■ Provided information
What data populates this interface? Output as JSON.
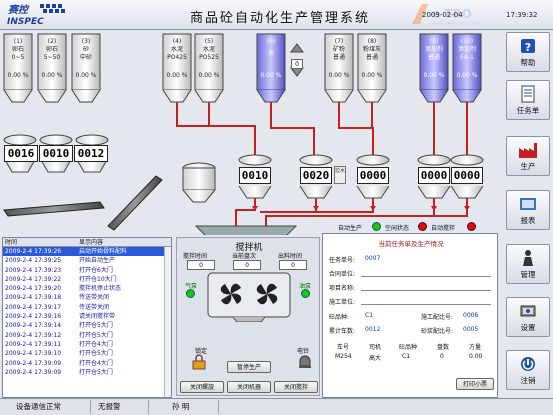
{
  "header": {
    "logo_line1": "赛控",
    "logo_line2": "INSPEC",
    "title": "商品砼自动化生产管理系统",
    "date": "2009-02-04",
    "time": "17:39:32",
    "watermark_url": "WWW.CNTRONICS.COM"
  },
  "menu": [
    {
      "label": "帮助",
      "icon": "help-icon"
    },
    {
      "label": "任务单",
      "icon": "task-icon"
    },
    {
      "label": "生产",
      "icon": "production-icon"
    },
    {
      "label": "报表",
      "icon": "report-icon"
    },
    {
      "label": "管理",
      "icon": "manage-icon"
    },
    {
      "label": "设置",
      "icon": "settings-icon"
    },
    {
      "label": "注销",
      "icon": "logout-icon"
    }
  ],
  "aggregate_silos": [
    {
      "num": "(1)",
      "name": "卵石",
      "spec": "0~5",
      "value": "0.00 %"
    },
    {
      "num": "(2)",
      "name": "卵石",
      "spec": "5~50",
      "value": "0.00 %"
    },
    {
      "num": "(3)",
      "name": "砂",
      "spec": "中砂",
      "value": "0.00 %"
    }
  ],
  "cement_silos": [
    {
      "num": "(4)",
      "name": "水泥",
      "spec": "PO425",
      "value": "0.00 %"
    },
    {
      "num": "(5)",
      "name": "水泥",
      "spec": "PO525",
      "value": "0.00 %"
    }
  ],
  "water_silo": {
    "num": "(6)",
    "name": "水",
    "value": "0.00 %"
  },
  "water_counter": "0",
  "powder_silos": [
    {
      "num": "(7)",
      "name": "矿粉",
      "spec": "普通",
      "value": "0.00 %"
    },
    {
      "num": "(8)",
      "name": "粉煤灰",
      "spec": "普通",
      "value": "0.00 %"
    }
  ],
  "additive_silos": [
    {
      "num": "(9)",
      "name": "添加剂",
      "spec": "普通",
      "value": "0.00 %"
    },
    {
      "num": "(10)",
      "name": "添加剂",
      "spec": "EA-1",
      "value": "0.00 %"
    }
  ],
  "aggregate_bins": [
    "0016",
    "0010",
    "0012"
  ],
  "weigh_cement": "0010",
  "weigh_water": "0020",
  "weigh_water_tag": "拉水",
  "weigh_powder": "0000",
  "weigh_add1": "0000",
  "weigh_add2": "0000",
  "status_lights": {
    "auto": "自动生产",
    "idle": "空闲状态",
    "stir": "自动搅拌"
  },
  "log": {
    "col_time": "时间",
    "col_msg": "显示内容",
    "rows": [
      {
        "t": "2009-2-4 17:39:26",
        "m": "启动开始骨料配料"
      },
      {
        "t": "2009-2-4 17:39:25",
        "m": "开始自动生产"
      },
      {
        "t": "2009-2-4 17:39:23",
        "m": "打开仓6大门"
      },
      {
        "t": "2009-2-4 17:39:22",
        "m": "打开仓10大门"
      },
      {
        "t": "2009-2-4 17:39:20",
        "m": "搅拌机停止状态"
      },
      {
        "t": "2009-2-4 17:39:18",
        "m": "传送带关闭"
      },
      {
        "t": "2009-2-4 17:39:17",
        "m": "传送带关闭"
      },
      {
        "t": "2009-2-4 17:39:16",
        "m": "请关闭搅拌带"
      },
      {
        "t": "2009-2-4 17:39:14",
        "m": "打开仓5大门"
      },
      {
        "t": "2009-2-4 17:39:12",
        "m": "打开仓5大门"
      },
      {
        "t": "2009-2-4 17:39:11",
        "m": "打开仓4大门"
      },
      {
        "t": "2009-2-4 17:39:10",
        "m": "打开仓5大门"
      },
      {
        "t": "2009-2-4 17:39:09",
        "m": "打开仓4大门"
      },
      {
        "t": "2009-2-4 17:39:09",
        "m": "打开仓5大门"
      }
    ]
  },
  "mixer": {
    "title": "搅拌机",
    "stir_time_label": "搅拌时间",
    "stir_time": "0",
    "current_plate_label": "当前盘次",
    "current_plate": "0",
    "discharge_time_label": "出料时间",
    "discharge_time": "0",
    "pump_left": "气泵",
    "pump_right": "油泵",
    "lock_label": "锁定",
    "motor_label": "电铃",
    "pause_button": "暂停生产",
    "button_a": "关闭螺旋",
    "button_b": "关闭机器",
    "button_c": "关闭搅拌"
  },
  "task_info": {
    "title": "当前任务单及生产情况",
    "task_no_label": "任务单号:",
    "task_no": "0007",
    "contract_label": "合同单位:",
    "project_label": "项目名称:",
    "construct_label": "施工单位:",
    "grade_label": "砼品种:",
    "grade": "C1",
    "mix_no_label": "施工配比号:",
    "mix_no": "0006",
    "total_label": "累计车数:",
    "total": "0012",
    "mortar_label": "砂浆配比号:",
    "mortar": "0005",
    "cols": [
      "车号",
      "司机",
      "砼品种",
      "盘数",
      "方量"
    ],
    "vals": [
      "M254",
      "高大",
      "C1",
      "0",
      "0.00"
    ],
    "print_button": "打印小票"
  },
  "status": {
    "comm": "设备通信正常",
    "alarm": "无报警",
    "user": "孙  明"
  }
}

■ What this task involves
Output the records above exactly; leave out the pictures.

■ Exercise result
What data populates this interface? Output as JSON.
{
  "header": {
    "logo_line1": "赛控",
    "logo_line2": "INSPEC",
    "title": "商品砼自动化生产管理系统",
    "date": "2009-02-04",
    "time": "17:39:32",
    "watermark_url": "WWW.CNTRONICS.COM"
  },
  "menu": [
    {
      "label": "帮助",
      "icon": "help-icon"
    },
    {
      "label": "任务单",
      "icon": "task-icon"
    },
    {
      "label": "生产",
      "icon": "production-icon"
    },
    {
      "label": "报表",
      "icon": "report-icon"
    },
    {
      "label": "管理",
      "icon": "manage-icon"
    },
    {
      "label": "设置",
      "icon": "settings-icon"
    },
    {
      "label": "注销",
      "icon": "logout-icon"
    }
  ],
  "aggregate_silos": [
    {
      "num": "(1)",
      "name": "卵石",
      "spec": "0~5",
      "value": "0.00 %"
    },
    {
      "num": "(2)",
      "name": "卵石",
      "spec": "5~50",
      "value": "0.00 %"
    },
    {
      "num": "(3)",
      "name": "砂",
      "spec": "中砂",
      "value": "0.00 %"
    }
  ],
  "cement_silos": [
    {
      "num": "(4)",
      "name": "水泥",
      "spec": "PO425",
      "value": "0.00 %"
    },
    {
      "num": "(5)",
      "name": "水泥",
      "spec": "PO525",
      "value": "0.00 %"
    }
  ],
  "water_silo": {
    "num": "(6)",
    "name": "水",
    "value": "0.00 %"
  },
  "water_counter": "0",
  "powder_silos": [
    {
      "num": "(7)",
      "name": "矿粉",
      "spec": "普通",
      "value": "0.00 %"
    },
    {
      "num": "(8)",
      "name": "粉煤灰",
      "spec": "普通",
      "value": "0.00 %"
    }
  ],
  "additive_silos": [
    {
      "num": "(9)",
      "name": "添加剂",
      "spec": "普通",
      "value": "0.00 %"
    },
    {
      "num": "(10)",
      "name": "添加剂",
      "spec": "EA-1",
      "value": "0.00 %"
    }
  ],
  "aggregate_bins": [
    "0016",
    "0010",
    "0012"
  ],
  "weigh_cement": "0010",
  "weigh_water": "0020",
  "weigh_water_tag": "拉水",
  "weigh_powder": "0000",
  "weigh_add1": "0000",
  "weigh_add2": "0000",
  "status_lights": {
    "auto": "自动生产",
    "idle": "空闲状态",
    "stir": "自动搅拌"
  },
  "log": {
    "col_time": "时间",
    "col_msg": "显示内容",
    "rows": [
      {
        "t": "2009-2-4 17:39:26",
        "m": "启动开始骨料配料"
      },
      {
        "t": "2009-2-4 17:39:25",
        "m": "开始自动生产"
      },
      {
        "t": "2009-2-4 17:39:23",
        "m": "打开仓6大门"
      },
      {
        "t": "2009-2-4 17:39:22",
        "m": "打开仓10大门"
      },
      {
        "t": "2009-2-4 17:39:20",
        "m": "搅拌机停止状态"
      },
      {
        "t": "2009-2-4 17:39:18",
        "m": "传送带关闭"
      },
      {
        "t": "2009-2-4 17:39:17",
        "m": "传送带关闭"
      },
      {
        "t": "2009-2-4 17:39:16",
        "m": "请关闭搅拌带"
      },
      {
        "t": "2009-2-4 17:39:14",
        "m": "打开仓5大门"
      },
      {
        "t": "2009-2-4 17:39:12",
        "m": "打开仓5大门"
      },
      {
        "t": "2009-2-4 17:39:11",
        "m": "打开仓4大门"
      },
      {
        "t": "2009-2-4 17:39:10",
        "m": "打开仓5大门"
      },
      {
        "t": "2009-2-4 17:39:09",
        "m": "打开仓4大门"
      },
      {
        "t": "2009-2-4 17:39:09",
        "m": "打开仓5大门"
      }
    ]
  },
  "mixer": {
    "title": "搅拌机",
    "stir_time_label": "搅拌时间",
    "stir_time": "0",
    "current_plate_label": "当前盘次",
    "current_plate": "0",
    "discharge_time_label": "出料时间",
    "discharge_time": "0",
    "pump_left": "气泵",
    "pump_right": "油泵",
    "lock_label": "锁定",
    "motor_label": "电铃",
    "pause_button": "暂停生产",
    "button_a": "关闭螺旋",
    "button_b": "关闭机器",
    "button_c": "关闭搅拌"
  },
  "task_info": {
    "title": "当前任务单及生产情况",
    "task_no_label": "任务单号:",
    "task_no": "0007",
    "contract_label": "合同单位:",
    "project_label": "项目名称:",
    "construct_label": "施工单位:",
    "grade_label": "砼品种:",
    "grade": "C1",
    "mix_no_label": "施工配比号:",
    "mix_no": "0006",
    "total_label": "累计车数:",
    "total": "0012",
    "mortar_label": "砂浆配比号:",
    "mortar": "0005",
    "cols": [
      "车号",
      "司机",
      "砼品种",
      "盘数",
      "方量"
    ],
    "vals": [
      "M254",
      "高大",
      "C1",
      "0",
      "0.00"
    ],
    "print_button": "打印小票"
  },
  "status": {
    "comm": "设备通信正常",
    "alarm": "无报警",
    "user": "孙  明"
  }
}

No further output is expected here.